RECORDS TO PROCESS.
▬▬▬

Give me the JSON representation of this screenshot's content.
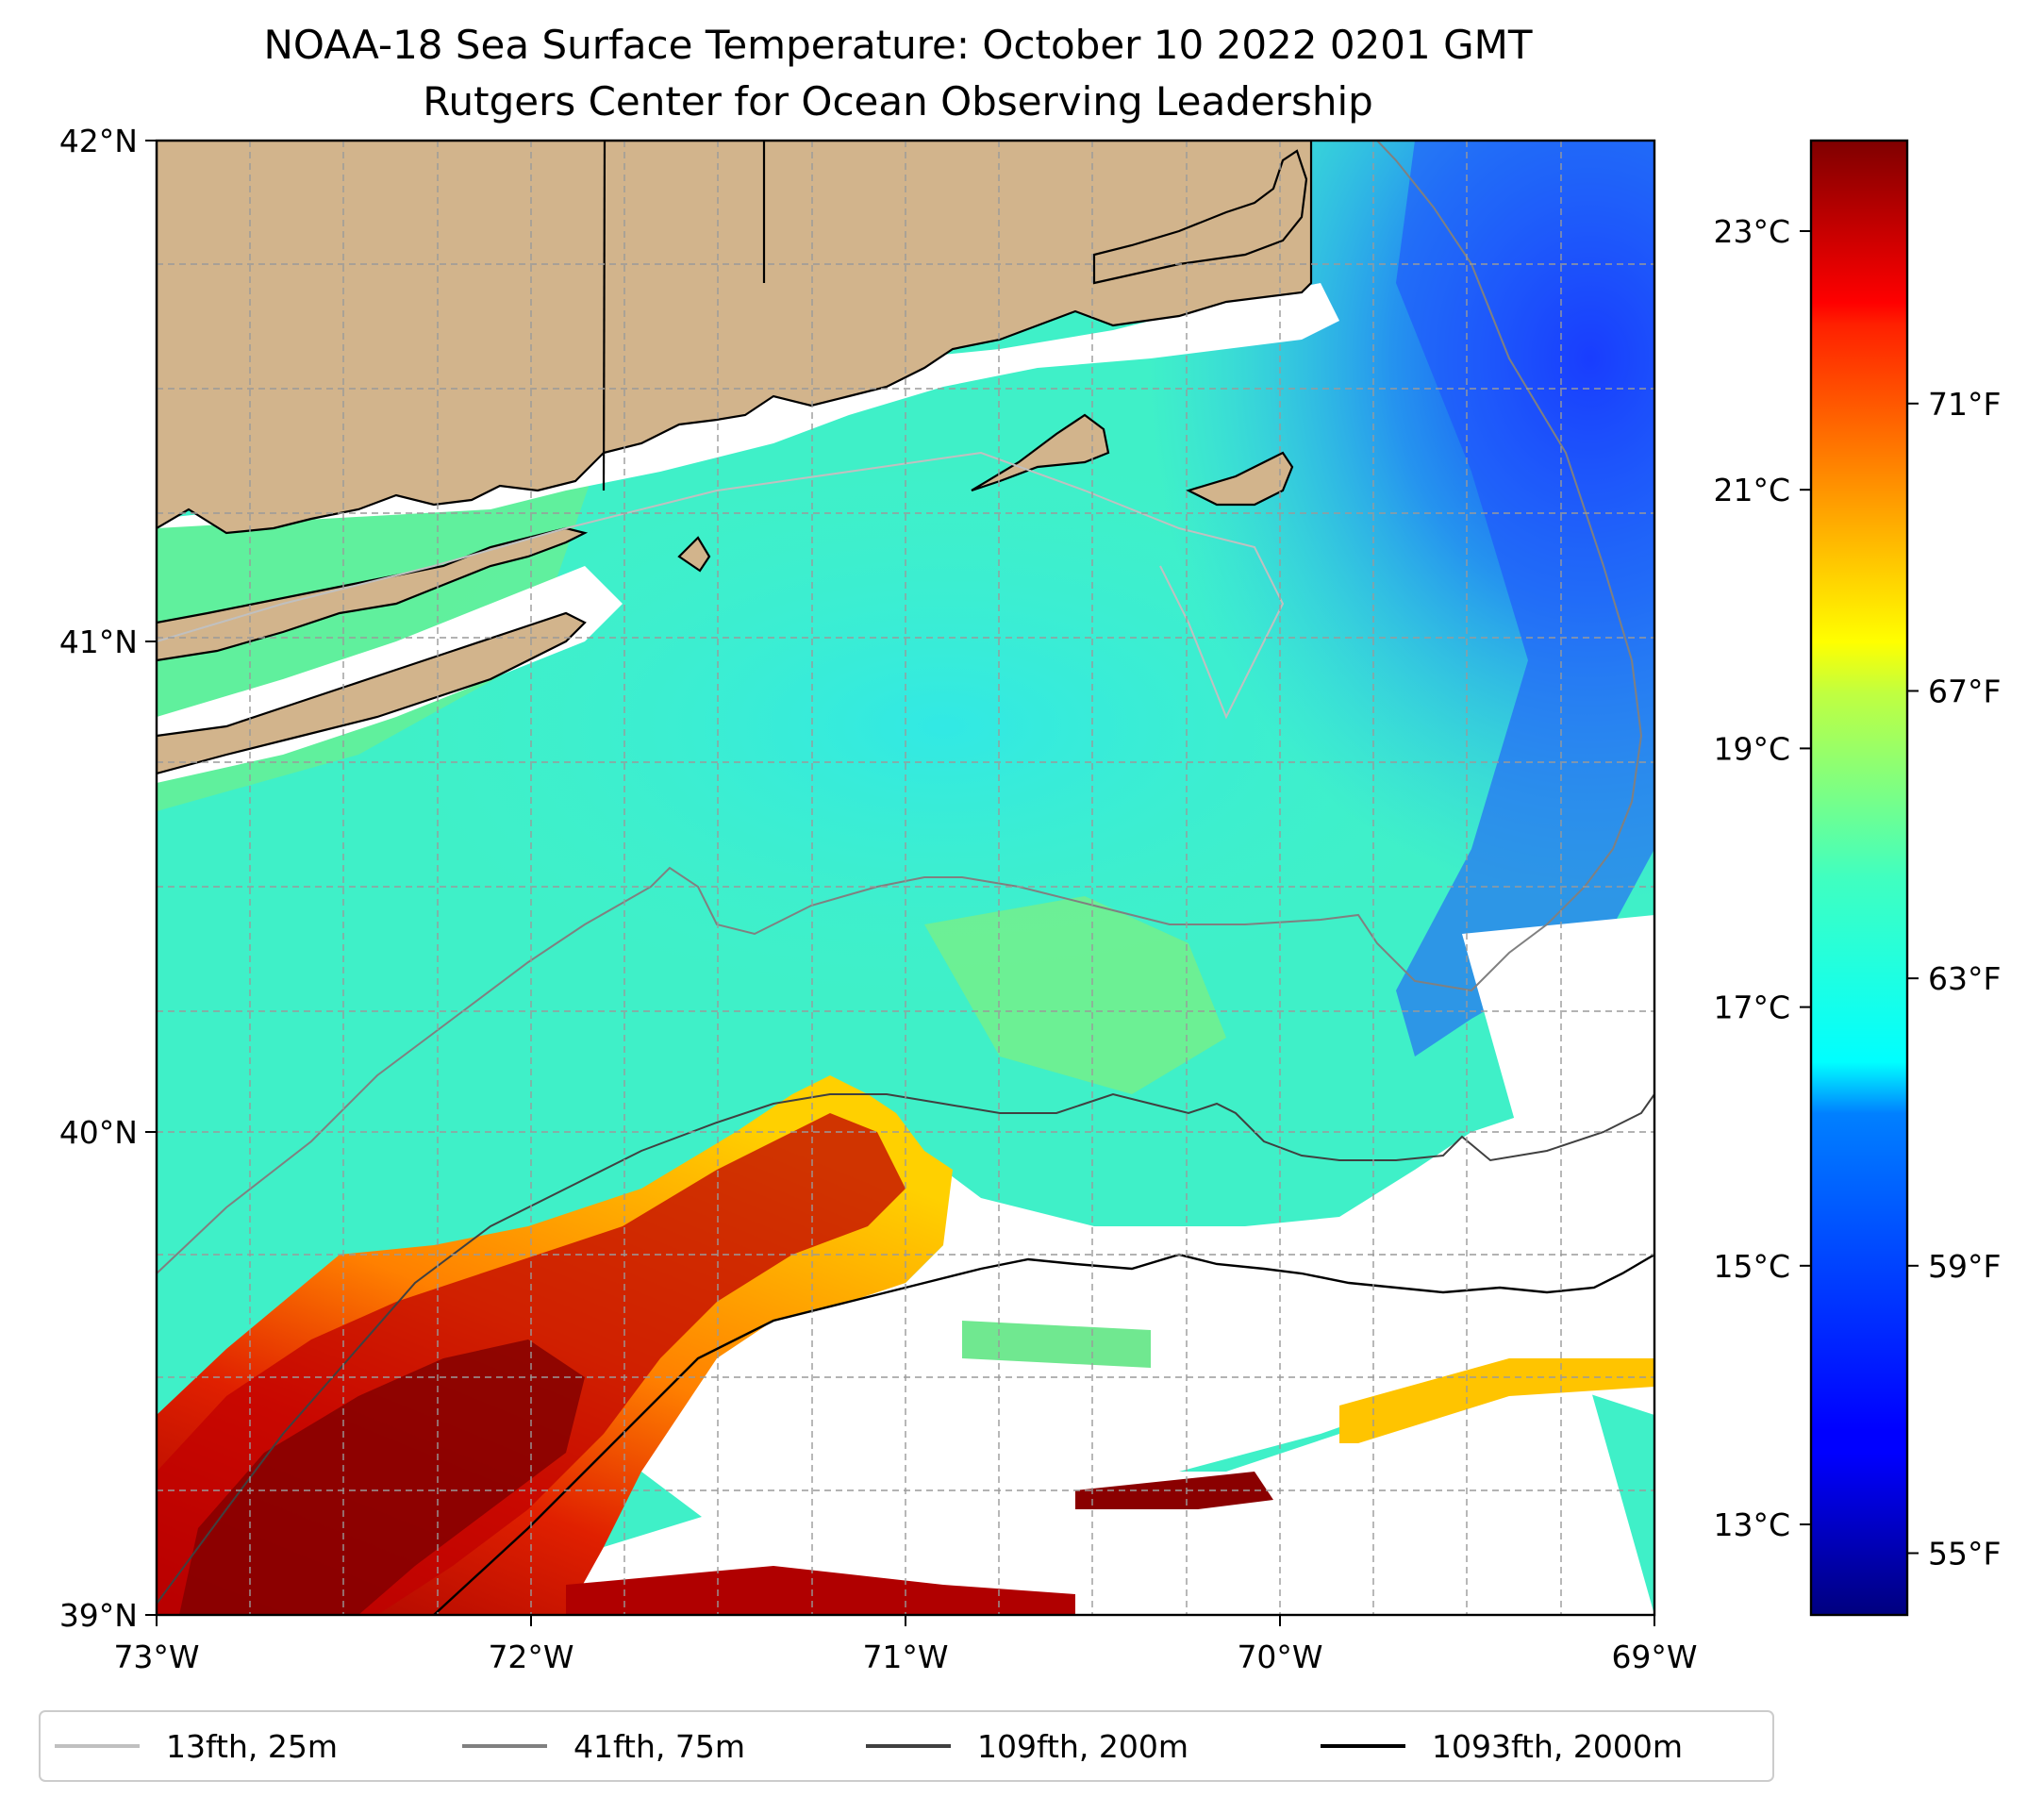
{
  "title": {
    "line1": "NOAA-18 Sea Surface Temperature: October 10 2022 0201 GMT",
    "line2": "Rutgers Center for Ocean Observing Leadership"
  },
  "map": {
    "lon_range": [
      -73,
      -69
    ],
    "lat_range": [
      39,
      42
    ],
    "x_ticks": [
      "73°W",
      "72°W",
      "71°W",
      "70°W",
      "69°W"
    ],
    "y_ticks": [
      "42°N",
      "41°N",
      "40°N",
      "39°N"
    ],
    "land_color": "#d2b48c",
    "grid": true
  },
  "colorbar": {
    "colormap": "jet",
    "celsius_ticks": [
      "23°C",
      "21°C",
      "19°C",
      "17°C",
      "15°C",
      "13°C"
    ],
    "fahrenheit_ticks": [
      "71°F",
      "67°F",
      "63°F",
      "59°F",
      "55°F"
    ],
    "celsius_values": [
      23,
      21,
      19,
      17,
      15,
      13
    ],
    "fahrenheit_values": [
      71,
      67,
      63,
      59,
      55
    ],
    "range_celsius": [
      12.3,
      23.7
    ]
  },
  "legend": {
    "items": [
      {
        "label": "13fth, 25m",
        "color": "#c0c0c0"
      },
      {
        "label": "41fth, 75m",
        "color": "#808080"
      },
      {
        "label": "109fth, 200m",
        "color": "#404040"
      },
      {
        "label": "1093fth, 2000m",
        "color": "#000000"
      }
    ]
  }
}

▬▬▬

TASK INSTRUCTIONS.
Of the lines in the material, how many hold the word "label"? Reply with the number only.

EXERCISE ANSWER.
4